Dataset items
** BEGIN **

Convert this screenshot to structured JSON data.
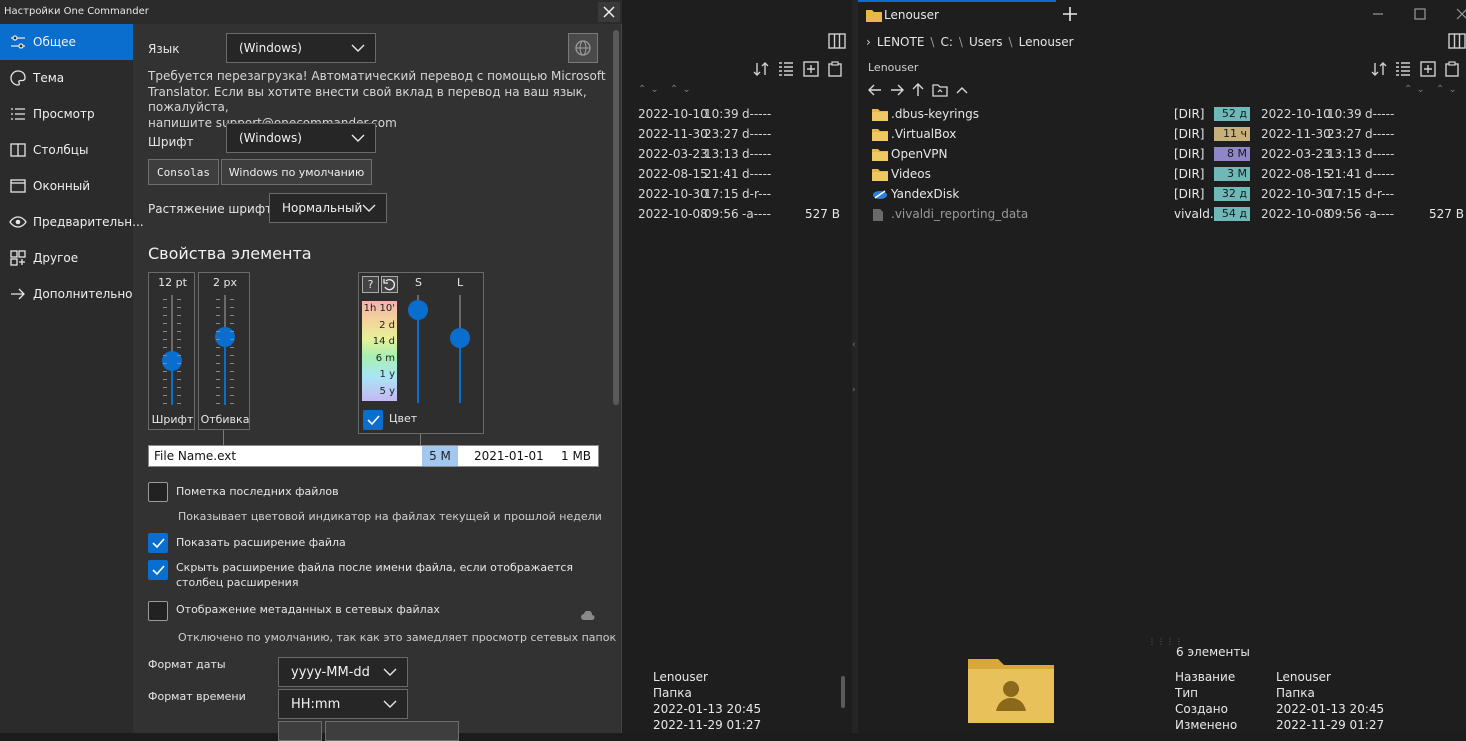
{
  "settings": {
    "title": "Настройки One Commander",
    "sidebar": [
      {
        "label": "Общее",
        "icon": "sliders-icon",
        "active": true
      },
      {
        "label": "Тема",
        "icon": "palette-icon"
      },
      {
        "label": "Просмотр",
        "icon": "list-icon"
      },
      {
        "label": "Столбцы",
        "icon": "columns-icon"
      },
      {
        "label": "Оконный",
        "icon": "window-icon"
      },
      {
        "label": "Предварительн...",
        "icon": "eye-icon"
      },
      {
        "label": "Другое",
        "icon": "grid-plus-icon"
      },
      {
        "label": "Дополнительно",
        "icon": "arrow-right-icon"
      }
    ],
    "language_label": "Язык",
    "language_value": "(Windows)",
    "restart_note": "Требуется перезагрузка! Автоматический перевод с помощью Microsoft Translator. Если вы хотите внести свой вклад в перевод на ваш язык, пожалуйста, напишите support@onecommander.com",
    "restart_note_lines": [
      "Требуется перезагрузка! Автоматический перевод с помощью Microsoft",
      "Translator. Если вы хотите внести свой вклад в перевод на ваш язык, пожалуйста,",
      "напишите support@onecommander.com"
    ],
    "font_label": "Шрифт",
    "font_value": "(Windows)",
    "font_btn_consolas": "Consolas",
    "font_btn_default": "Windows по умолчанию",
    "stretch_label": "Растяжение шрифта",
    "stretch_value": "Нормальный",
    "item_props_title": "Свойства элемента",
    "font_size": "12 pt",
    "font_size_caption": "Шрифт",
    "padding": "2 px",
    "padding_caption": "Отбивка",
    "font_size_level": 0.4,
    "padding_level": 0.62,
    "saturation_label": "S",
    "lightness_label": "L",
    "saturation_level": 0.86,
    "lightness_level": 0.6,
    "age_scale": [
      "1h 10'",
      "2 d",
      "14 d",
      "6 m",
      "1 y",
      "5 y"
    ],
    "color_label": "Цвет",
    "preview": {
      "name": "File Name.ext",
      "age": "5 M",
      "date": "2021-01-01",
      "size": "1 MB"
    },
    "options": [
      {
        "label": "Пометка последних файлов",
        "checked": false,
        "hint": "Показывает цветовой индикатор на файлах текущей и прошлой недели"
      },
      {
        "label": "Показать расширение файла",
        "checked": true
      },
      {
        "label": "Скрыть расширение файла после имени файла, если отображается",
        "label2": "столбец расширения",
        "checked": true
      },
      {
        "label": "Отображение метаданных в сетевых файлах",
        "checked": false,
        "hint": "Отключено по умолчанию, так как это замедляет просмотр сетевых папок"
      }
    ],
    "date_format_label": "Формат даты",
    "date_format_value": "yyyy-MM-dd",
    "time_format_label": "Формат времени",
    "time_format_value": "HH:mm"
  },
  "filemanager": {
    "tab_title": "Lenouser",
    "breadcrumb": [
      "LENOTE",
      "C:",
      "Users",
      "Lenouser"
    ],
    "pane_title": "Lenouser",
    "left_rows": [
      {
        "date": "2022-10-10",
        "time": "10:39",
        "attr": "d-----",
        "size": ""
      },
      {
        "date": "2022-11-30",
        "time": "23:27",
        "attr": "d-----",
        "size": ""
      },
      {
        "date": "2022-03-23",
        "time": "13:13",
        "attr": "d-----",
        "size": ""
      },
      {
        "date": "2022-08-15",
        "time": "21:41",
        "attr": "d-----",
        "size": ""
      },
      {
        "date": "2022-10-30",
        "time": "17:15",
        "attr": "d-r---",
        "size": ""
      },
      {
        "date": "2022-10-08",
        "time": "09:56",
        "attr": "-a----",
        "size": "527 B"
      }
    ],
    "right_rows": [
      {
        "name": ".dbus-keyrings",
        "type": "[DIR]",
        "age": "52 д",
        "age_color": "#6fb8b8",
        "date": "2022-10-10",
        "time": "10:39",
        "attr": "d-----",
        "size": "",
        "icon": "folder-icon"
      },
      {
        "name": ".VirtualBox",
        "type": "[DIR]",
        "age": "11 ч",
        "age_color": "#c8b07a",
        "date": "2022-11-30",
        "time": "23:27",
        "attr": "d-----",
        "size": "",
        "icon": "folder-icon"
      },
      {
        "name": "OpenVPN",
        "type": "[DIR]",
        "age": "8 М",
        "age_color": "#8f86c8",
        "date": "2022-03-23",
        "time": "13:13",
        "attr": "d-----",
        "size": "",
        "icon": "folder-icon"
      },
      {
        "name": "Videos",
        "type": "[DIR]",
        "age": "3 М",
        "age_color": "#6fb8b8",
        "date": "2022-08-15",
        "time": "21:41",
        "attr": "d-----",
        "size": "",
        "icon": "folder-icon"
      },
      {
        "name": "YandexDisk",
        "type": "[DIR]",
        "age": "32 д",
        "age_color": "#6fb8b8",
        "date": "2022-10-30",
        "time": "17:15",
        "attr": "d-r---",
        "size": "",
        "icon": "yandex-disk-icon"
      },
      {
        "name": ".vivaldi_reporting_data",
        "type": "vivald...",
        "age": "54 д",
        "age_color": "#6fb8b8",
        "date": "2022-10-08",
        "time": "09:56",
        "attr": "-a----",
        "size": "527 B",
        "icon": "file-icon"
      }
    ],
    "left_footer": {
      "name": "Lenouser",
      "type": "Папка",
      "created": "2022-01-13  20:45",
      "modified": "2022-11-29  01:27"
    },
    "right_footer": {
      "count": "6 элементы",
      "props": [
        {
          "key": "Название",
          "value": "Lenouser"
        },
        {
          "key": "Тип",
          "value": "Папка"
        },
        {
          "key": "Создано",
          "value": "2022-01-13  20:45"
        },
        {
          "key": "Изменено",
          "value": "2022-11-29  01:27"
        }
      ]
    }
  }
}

** END **

Exercise: Print every entry above again without changing a word, and omit the pictures.

Right answer:
Convert this screenshot to structured JSON data.
{
  "settings": {
    "title": "Настройки One Commander",
    "sidebar": [
      {
        "label": "Общее",
        "icon": "sliders-icon",
        "active": true
      },
      {
        "label": "Тема",
        "icon": "palette-icon"
      },
      {
        "label": "Просмотр",
        "icon": "list-icon"
      },
      {
        "label": "Столбцы",
        "icon": "columns-icon"
      },
      {
        "label": "Оконный",
        "icon": "window-icon"
      },
      {
        "label": "Предварительн...",
        "icon": "eye-icon"
      },
      {
        "label": "Другое",
        "icon": "grid-plus-icon"
      },
      {
        "label": "Дополнительно",
        "icon": "arrow-right-icon"
      }
    ],
    "language_label": "Язык",
    "language_value": "(Windows)",
    "restart_note": "Требуется перезагрузка! Автоматический перевод с помощью Microsoft Translator. Если вы хотите внести свой вклад в перевод на ваш язык, пожалуйста, напишите support@onecommander.com",
    "restart_note_lines": [
      "Требуется перезагрузка! Автоматический перевод с помощью Microsoft",
      "Translator. Если вы хотите внести свой вклад в перевод на ваш язык, пожалуйста,",
      "напишите support@onecommander.com"
    ],
    "font_label": "Шрифт",
    "font_value": "(Windows)",
    "font_btn_consolas": "Consolas",
    "font_btn_default": "Windows по умолчанию",
    "stretch_label": "Растяжение шрифта",
    "stretch_value": "Нормальный",
    "item_props_title": "Свойства элемента",
    "font_size": "12 pt",
    "font_size_caption": "Шрифт",
    "padding": "2 px",
    "padding_caption": "Отбивка",
    "font_size_level": 0.4,
    "padding_level": 0.62,
    "saturation_label": "S",
    "lightness_label": "L",
    "saturation_level": 0.86,
    "lightness_level": 0.6,
    "age_scale": [
      "1h 10'",
      "2 d",
      "14 d",
      "6 m",
      "1 y",
      "5 y"
    ],
    "color_label": "Цвет",
    "preview": {
      "name": "File Name.ext",
      "age": "5 M",
      "date": "2021-01-01",
      "size": "1 MB"
    },
    "options": [
      {
        "label": "Пометка последних файлов",
        "checked": false,
        "hint": "Показывает цветовой индикатор на файлах текущей и прошлой недели"
      },
      {
        "label": "Показать расширение файла",
        "checked": true
      },
      {
        "label": "Скрыть расширение файла после имени файла, если отображается",
        "label2": "столбец расширения",
        "checked": true
      },
      {
        "label": "Отображение метаданных в сетевых файлах",
        "checked": false,
        "hint": "Отключено по умолчанию, так как это замедляет просмотр сетевых папок"
      }
    ],
    "date_format_label": "Формат даты",
    "date_format_value": "yyyy-MM-dd",
    "time_format_label": "Формат времени",
    "time_format_value": "HH:mm"
  },
  "filemanager": {
    "tab_title": "Lenouser",
    "breadcrumb": [
      "LENOTE",
      "C:",
      "Users",
      "Lenouser"
    ],
    "pane_title": "Lenouser",
    "left_rows": [
      {
        "date": "2022-10-10",
        "time": "10:39",
        "attr": "d-----",
        "size": ""
      },
      {
        "date": "2022-11-30",
        "time": "23:27",
        "attr": "d-----",
        "size": ""
      },
      {
        "date": "2022-03-23",
        "time": "13:13",
        "attr": "d-----",
        "size": ""
      },
      {
        "date": "2022-08-15",
        "time": "21:41",
        "attr": "d-----",
        "size": ""
      },
      {
        "date": "2022-10-30",
        "time": "17:15",
        "attr": "d-r---",
        "size": ""
      },
      {
        "date": "2022-10-08",
        "time": "09:56",
        "attr": "-a----",
        "size": "527 B"
      }
    ],
    "right_rows": [
      {
        "name": ".dbus-keyrings",
        "type": "[DIR]",
        "age": "52 д",
        "age_color": "#6fb8b8",
        "date": "2022-10-10",
        "time": "10:39",
        "attr": "d-----",
        "size": "",
        "icon": "folder-icon"
      },
      {
        "name": ".VirtualBox",
        "type": "[DIR]",
        "age": "11 ч",
        "age_color": "#c8b07a",
        "date": "2022-11-30",
        "time": "23:27",
        "attr": "d-----",
        "size": "",
        "icon": "folder-icon"
      },
      {
        "name": "OpenVPN",
        "type": "[DIR]",
        "age": "8 М",
        "age_color": "#8f86c8",
        "date": "2022-03-23",
        "time": "13:13",
        "attr": "d-----",
        "size": "",
        "icon": "folder-icon"
      },
      {
        "name": "Videos",
        "type": "[DIR]",
        "age": "3 М",
        "age_color": "#6fb8b8",
        "date": "2022-08-15",
        "time": "21:41",
        "attr": "d-----",
        "size": "",
        "icon": "folder-icon"
      },
      {
        "name": "YandexDisk",
        "type": "[DIR]",
        "age": "32 д",
        "age_color": "#6fb8b8",
        "date": "2022-10-30",
        "time": "17:15",
        "attr": "d-r---",
        "size": "",
        "icon": "yandex-disk-icon"
      },
      {
        "name": ".vivaldi_reporting_data",
        "type": "vivald...",
        "age": "54 д",
        "age_color": "#6fb8b8",
        "date": "2022-10-08",
        "time": "09:56",
        "attr": "-a----",
        "size": "527 B",
        "icon": "file-icon"
      }
    ],
    "left_footer": {
      "name": "Lenouser",
      "type": "Папка",
      "created": "2022-01-13  20:45",
      "modified": "2022-11-29  01:27"
    },
    "right_footer": {
      "count": "6 элементы",
      "props": [
        {
          "key": "Название",
          "value": "Lenouser"
        },
        {
          "key": "Тип",
          "value": "Папка"
        },
        {
          "key": "Создано",
          "value": "2022-01-13  20:45"
        },
        {
          "key": "Изменено",
          "value": "2022-11-29  01:27"
        }
      ]
    }
  }
}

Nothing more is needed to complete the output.